----- Data -----

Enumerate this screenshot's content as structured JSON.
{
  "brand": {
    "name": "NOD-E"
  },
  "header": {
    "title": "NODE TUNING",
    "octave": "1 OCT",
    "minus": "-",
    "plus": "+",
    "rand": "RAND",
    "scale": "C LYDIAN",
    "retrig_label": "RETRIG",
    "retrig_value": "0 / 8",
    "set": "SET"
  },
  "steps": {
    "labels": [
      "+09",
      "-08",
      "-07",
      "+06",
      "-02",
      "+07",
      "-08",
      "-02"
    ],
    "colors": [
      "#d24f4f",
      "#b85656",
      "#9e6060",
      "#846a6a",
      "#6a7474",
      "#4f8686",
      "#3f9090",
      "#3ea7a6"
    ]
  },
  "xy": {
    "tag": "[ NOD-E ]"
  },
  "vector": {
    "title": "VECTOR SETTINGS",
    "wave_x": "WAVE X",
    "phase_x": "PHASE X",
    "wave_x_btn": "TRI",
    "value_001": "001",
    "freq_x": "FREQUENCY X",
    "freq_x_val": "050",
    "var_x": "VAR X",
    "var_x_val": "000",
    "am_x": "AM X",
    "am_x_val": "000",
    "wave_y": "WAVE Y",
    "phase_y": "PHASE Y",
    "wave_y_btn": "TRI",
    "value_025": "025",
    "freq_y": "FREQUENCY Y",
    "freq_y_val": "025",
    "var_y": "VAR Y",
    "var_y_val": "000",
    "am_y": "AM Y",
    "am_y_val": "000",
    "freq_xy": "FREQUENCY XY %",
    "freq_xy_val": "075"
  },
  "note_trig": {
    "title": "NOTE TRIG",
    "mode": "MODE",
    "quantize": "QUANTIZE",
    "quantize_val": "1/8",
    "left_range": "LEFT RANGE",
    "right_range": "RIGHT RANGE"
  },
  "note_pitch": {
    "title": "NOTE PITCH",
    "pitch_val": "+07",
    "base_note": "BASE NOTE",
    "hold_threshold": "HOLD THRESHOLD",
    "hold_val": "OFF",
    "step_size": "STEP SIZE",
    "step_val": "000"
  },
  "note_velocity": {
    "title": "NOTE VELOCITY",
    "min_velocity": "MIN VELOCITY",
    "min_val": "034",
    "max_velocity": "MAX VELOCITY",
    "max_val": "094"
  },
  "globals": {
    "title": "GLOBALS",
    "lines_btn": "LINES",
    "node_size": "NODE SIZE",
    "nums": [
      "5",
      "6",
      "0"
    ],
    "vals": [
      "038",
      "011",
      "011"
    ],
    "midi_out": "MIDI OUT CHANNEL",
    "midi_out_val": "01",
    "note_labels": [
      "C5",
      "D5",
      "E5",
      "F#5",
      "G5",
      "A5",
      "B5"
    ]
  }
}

-----

> _Task objective_: Output nothing but the number of lines in the data containing the string "SIZE".

> _Completed exercise_: 2